Give nothing except the number of lines containing the word "icon".

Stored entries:

════════════════════

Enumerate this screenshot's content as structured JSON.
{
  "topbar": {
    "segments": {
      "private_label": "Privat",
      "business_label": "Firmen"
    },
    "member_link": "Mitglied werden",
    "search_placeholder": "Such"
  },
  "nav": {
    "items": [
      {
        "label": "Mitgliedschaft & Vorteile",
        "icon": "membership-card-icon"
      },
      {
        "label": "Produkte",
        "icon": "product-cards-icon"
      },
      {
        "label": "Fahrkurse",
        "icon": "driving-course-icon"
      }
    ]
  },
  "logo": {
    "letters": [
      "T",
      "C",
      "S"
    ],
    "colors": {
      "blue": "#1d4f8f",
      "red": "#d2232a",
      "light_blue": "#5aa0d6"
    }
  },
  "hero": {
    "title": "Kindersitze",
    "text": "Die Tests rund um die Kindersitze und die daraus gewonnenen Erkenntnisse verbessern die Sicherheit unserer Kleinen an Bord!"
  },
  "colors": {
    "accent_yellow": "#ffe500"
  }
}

════════════════════

▶ Reply to the task
3